In the records below, find each line with the word "labels" and copy it.

● Structured figure records:
☆ ☆ ☆ ☆

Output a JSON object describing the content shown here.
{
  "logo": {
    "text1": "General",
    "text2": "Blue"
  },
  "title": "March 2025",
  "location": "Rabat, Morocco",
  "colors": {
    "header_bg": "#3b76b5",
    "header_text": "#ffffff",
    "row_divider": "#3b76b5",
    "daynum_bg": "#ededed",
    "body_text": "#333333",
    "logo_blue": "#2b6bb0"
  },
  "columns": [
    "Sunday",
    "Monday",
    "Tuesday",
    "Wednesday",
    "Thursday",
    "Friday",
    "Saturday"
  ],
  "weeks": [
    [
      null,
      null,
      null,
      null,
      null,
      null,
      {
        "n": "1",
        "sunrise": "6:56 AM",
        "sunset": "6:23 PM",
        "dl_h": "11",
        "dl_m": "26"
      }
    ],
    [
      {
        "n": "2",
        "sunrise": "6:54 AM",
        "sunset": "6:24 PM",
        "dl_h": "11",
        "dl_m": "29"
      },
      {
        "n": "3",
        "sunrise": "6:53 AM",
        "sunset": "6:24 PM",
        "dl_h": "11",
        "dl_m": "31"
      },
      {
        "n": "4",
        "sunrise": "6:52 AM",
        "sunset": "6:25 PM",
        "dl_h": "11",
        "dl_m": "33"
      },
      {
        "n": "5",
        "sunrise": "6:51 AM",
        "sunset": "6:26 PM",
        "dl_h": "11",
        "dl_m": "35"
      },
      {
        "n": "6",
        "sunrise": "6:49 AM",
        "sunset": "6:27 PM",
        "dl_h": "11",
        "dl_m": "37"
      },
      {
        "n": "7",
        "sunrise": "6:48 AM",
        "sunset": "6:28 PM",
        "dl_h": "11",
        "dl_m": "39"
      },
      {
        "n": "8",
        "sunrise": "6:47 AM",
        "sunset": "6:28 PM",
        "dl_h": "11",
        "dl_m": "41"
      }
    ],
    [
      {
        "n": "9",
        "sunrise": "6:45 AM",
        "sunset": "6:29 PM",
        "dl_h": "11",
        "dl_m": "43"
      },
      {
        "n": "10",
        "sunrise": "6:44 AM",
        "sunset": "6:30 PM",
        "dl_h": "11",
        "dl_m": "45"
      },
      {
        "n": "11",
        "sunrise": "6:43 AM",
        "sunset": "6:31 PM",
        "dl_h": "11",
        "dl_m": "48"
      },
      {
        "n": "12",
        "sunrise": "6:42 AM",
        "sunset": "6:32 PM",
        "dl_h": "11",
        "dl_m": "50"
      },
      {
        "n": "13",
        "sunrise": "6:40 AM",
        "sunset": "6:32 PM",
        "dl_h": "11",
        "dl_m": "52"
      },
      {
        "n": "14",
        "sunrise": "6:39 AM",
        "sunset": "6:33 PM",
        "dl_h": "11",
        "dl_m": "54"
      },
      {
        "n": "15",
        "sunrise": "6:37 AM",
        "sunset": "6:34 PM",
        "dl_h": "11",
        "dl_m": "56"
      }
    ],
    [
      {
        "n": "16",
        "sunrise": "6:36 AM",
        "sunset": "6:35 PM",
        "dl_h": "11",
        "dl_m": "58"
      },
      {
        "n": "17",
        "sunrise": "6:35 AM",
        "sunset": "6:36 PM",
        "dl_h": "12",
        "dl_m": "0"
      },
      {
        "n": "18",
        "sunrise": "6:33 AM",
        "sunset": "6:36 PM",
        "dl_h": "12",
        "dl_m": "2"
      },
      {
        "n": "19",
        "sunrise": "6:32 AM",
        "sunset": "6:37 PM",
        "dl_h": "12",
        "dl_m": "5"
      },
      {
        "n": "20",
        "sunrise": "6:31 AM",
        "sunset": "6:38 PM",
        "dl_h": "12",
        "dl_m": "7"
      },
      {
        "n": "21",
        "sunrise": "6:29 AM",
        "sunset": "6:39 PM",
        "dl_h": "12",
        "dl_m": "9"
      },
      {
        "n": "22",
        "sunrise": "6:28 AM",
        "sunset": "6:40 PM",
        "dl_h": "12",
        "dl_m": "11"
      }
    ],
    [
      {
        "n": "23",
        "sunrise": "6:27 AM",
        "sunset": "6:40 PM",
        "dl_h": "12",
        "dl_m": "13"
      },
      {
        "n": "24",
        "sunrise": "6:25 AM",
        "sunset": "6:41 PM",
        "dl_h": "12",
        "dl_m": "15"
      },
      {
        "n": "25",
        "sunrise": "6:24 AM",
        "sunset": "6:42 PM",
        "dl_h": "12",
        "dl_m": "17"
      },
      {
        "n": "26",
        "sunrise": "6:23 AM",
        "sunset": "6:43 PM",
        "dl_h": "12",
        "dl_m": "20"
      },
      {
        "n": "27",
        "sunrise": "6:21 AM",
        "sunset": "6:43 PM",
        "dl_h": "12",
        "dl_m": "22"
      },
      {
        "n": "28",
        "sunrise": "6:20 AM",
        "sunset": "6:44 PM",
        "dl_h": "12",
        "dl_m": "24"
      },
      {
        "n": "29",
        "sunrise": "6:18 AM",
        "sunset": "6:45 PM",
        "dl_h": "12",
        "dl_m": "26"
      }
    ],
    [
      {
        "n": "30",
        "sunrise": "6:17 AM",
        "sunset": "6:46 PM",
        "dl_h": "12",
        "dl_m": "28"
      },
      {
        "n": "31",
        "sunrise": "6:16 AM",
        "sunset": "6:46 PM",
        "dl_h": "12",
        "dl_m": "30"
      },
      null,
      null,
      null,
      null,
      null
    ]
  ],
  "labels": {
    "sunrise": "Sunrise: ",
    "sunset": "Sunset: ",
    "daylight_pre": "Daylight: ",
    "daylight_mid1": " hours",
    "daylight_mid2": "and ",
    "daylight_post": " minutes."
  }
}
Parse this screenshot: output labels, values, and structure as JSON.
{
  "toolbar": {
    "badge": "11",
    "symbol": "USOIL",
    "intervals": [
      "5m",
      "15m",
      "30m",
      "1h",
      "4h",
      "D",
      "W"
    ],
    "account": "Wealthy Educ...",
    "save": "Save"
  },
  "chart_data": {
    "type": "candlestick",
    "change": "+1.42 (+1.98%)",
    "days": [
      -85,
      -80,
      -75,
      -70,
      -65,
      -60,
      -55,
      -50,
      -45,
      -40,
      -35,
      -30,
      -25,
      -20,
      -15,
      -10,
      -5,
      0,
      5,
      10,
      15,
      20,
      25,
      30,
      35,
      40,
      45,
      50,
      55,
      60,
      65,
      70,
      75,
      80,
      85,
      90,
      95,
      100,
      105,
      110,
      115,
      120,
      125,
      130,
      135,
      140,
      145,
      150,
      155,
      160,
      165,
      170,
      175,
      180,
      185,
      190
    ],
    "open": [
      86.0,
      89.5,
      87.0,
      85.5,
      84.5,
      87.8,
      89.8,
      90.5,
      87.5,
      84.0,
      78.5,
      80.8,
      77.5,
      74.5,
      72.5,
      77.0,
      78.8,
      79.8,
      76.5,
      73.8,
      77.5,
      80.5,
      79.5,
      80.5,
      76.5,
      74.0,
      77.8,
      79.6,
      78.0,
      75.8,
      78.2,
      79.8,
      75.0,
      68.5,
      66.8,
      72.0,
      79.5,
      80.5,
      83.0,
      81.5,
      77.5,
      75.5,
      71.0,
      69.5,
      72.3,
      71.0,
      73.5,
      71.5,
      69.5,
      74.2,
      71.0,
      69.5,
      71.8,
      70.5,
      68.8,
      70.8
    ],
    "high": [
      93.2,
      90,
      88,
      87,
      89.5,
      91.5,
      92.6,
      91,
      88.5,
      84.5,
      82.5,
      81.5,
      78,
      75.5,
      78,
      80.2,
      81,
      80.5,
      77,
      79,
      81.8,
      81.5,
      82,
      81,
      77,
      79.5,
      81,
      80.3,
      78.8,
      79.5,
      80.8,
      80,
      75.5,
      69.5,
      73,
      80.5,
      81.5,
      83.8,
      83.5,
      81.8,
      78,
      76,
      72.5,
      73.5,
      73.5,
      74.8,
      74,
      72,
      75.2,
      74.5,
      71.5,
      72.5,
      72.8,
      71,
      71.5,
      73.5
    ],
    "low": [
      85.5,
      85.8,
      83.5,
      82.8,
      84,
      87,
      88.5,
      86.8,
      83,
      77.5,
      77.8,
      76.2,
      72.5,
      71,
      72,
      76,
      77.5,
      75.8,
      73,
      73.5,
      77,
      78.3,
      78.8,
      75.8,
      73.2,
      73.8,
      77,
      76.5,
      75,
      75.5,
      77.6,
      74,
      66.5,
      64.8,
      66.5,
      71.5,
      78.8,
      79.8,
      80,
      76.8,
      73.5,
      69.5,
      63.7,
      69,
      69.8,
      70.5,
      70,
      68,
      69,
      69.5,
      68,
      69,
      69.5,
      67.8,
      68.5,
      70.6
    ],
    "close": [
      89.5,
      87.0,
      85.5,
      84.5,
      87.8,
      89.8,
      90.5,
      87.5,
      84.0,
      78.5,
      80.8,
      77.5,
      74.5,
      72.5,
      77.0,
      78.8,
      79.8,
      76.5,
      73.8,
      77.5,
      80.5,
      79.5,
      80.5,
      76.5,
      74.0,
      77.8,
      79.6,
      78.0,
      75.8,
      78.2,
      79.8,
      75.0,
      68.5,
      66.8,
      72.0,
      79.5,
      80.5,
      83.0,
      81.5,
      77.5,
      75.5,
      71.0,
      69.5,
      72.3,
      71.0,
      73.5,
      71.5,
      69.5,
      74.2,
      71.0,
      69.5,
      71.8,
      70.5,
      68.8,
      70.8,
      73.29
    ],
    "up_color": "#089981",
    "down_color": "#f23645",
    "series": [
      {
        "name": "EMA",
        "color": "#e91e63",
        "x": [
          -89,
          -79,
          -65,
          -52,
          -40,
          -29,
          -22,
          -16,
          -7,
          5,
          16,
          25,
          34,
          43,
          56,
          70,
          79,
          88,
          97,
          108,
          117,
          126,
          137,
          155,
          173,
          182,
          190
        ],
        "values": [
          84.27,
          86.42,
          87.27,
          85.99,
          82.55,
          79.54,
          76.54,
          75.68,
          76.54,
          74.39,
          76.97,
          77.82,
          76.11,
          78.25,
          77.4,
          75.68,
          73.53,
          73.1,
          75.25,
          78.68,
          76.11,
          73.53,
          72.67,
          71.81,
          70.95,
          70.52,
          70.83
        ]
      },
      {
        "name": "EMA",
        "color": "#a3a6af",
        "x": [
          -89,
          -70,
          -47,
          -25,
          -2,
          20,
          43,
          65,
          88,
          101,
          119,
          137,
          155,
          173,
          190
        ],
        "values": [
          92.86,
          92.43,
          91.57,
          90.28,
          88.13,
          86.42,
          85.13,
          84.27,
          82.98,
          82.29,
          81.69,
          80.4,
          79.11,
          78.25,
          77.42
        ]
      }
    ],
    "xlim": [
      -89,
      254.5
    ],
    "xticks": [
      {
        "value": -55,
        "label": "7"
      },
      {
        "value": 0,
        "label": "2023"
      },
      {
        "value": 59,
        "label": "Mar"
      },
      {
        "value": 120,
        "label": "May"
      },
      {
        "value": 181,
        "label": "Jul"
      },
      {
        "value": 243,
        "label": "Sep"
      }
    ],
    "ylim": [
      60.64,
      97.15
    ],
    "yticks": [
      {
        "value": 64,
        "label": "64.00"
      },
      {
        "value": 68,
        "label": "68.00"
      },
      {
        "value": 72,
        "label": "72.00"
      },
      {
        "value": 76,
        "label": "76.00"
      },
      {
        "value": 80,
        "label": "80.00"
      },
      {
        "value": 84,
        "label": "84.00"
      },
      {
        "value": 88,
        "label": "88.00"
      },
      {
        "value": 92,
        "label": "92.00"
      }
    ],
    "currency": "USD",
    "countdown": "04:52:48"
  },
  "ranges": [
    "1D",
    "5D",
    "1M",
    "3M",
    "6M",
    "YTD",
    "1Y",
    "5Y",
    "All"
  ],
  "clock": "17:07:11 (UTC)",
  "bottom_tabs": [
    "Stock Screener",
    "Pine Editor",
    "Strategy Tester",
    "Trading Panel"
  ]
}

☆ ☆ ☆ ☆

● Written response:
  "labels": {
Parse this screenshot: output labels, values, and structure as JSON.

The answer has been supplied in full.